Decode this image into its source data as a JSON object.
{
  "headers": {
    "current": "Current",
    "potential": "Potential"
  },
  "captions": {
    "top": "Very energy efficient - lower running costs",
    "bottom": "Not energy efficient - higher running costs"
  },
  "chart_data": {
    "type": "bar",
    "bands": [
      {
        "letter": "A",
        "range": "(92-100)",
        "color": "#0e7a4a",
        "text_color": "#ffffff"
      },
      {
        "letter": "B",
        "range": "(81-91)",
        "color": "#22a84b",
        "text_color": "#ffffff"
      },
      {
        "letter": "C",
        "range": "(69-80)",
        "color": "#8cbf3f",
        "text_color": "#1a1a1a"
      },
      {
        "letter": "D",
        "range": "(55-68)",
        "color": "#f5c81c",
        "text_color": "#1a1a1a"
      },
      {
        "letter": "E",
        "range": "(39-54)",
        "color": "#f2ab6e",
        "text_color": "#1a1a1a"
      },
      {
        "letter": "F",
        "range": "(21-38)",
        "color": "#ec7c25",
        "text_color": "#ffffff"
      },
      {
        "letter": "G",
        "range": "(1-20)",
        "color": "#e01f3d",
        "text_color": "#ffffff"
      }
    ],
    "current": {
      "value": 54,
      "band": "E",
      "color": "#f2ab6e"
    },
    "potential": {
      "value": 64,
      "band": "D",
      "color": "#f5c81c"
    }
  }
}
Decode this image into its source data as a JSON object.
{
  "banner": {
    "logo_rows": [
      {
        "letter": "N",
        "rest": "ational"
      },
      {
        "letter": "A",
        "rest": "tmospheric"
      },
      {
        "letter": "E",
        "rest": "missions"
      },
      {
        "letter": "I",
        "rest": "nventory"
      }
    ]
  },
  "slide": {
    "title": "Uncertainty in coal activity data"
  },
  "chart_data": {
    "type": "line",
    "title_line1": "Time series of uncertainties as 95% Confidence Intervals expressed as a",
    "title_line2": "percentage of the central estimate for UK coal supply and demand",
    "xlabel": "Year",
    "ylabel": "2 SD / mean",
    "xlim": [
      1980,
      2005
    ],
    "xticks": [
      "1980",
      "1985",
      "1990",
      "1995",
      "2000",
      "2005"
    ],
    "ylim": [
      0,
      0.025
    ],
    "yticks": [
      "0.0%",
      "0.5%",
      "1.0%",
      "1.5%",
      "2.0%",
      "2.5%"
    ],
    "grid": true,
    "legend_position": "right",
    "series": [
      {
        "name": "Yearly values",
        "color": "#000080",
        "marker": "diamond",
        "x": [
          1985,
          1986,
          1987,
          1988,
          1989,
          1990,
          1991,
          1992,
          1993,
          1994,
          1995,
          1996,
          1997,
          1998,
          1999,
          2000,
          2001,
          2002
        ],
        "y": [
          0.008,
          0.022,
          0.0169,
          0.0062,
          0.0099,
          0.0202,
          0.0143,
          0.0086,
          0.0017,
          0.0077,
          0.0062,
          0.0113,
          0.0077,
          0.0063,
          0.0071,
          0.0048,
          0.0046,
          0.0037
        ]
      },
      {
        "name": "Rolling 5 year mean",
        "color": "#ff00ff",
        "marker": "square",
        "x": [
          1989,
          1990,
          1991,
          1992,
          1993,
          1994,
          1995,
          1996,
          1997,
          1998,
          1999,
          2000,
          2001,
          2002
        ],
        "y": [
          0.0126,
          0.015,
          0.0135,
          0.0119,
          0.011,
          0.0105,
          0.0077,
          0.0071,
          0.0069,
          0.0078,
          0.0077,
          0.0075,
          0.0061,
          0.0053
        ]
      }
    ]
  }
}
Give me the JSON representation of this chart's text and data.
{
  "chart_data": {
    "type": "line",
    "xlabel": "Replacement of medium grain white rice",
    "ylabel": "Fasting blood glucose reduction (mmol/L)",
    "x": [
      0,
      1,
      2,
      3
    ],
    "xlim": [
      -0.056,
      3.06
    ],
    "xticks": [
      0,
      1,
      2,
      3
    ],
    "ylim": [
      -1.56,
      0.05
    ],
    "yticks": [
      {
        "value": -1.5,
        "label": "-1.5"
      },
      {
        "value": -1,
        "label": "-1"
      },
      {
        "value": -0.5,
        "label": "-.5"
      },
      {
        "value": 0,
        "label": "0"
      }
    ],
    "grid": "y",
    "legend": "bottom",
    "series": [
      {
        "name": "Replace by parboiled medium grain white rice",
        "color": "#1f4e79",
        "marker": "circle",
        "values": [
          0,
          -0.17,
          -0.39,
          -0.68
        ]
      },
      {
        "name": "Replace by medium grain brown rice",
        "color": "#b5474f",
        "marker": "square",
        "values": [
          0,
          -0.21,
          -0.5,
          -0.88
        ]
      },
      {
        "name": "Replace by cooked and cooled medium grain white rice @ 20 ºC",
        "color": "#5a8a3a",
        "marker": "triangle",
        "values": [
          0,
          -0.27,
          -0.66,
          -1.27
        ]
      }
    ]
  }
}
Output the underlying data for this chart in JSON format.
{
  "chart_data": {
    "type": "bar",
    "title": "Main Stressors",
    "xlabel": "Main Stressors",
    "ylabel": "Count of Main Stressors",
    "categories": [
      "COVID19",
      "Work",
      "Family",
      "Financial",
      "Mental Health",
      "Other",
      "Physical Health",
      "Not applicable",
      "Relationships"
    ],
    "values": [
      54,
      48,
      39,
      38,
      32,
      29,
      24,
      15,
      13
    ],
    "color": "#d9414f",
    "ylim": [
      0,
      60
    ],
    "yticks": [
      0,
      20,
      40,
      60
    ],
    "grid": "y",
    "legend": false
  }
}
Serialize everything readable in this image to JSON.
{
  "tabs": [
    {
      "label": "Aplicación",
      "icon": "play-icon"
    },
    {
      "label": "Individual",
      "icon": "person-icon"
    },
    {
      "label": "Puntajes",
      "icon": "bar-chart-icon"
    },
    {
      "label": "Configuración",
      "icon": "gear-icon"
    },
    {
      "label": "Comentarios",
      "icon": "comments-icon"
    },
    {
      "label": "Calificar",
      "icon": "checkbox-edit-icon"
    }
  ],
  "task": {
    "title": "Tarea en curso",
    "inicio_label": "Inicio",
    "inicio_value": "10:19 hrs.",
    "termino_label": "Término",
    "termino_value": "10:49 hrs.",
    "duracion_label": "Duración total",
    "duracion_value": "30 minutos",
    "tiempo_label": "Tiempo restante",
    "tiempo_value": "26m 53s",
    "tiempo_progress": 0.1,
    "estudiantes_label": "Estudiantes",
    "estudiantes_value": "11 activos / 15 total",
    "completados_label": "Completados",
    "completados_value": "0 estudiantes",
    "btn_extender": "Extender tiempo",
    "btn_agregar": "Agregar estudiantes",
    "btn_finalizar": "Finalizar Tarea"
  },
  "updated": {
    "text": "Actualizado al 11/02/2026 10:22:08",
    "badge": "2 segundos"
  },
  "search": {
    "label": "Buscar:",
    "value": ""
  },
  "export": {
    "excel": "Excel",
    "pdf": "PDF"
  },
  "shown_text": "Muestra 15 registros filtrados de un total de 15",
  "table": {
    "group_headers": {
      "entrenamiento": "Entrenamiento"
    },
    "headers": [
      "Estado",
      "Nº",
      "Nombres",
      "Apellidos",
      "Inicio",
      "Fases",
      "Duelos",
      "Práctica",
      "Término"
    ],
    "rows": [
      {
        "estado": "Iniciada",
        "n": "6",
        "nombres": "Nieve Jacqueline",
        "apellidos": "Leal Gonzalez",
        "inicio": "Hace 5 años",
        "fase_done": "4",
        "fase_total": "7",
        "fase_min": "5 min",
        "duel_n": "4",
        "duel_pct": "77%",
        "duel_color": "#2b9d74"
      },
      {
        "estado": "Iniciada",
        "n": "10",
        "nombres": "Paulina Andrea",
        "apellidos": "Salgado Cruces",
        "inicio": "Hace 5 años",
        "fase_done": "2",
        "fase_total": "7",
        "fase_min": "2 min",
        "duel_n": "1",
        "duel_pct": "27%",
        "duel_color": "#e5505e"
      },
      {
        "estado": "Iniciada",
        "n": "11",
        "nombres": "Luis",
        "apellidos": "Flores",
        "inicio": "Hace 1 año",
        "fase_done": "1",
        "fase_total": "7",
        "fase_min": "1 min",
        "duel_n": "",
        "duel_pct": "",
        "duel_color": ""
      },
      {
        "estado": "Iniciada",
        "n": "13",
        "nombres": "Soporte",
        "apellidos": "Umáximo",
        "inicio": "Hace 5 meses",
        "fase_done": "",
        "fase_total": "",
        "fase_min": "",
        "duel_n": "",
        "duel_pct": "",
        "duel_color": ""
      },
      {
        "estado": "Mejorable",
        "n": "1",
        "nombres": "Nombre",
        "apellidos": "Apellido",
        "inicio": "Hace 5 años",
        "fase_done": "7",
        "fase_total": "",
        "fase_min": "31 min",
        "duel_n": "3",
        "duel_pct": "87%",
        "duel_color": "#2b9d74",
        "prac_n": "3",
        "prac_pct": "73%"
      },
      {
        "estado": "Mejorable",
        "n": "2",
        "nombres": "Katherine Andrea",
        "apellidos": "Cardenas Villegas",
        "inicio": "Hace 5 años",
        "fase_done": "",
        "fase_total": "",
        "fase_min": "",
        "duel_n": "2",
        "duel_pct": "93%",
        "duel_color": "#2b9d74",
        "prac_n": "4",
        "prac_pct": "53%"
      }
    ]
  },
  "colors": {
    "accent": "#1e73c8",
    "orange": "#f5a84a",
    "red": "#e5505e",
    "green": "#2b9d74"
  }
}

-.-.-

Show each line in the entries that holds the string "this".

• Exercise result:
Decode this image into its source data as a JSON object.
Decode this image into its source data as a JSON object.
Give me the JSON representation of this chart's text and data.
Output the underlying data for this chart in JSON format.
Serialize everything readable in this image to JSON.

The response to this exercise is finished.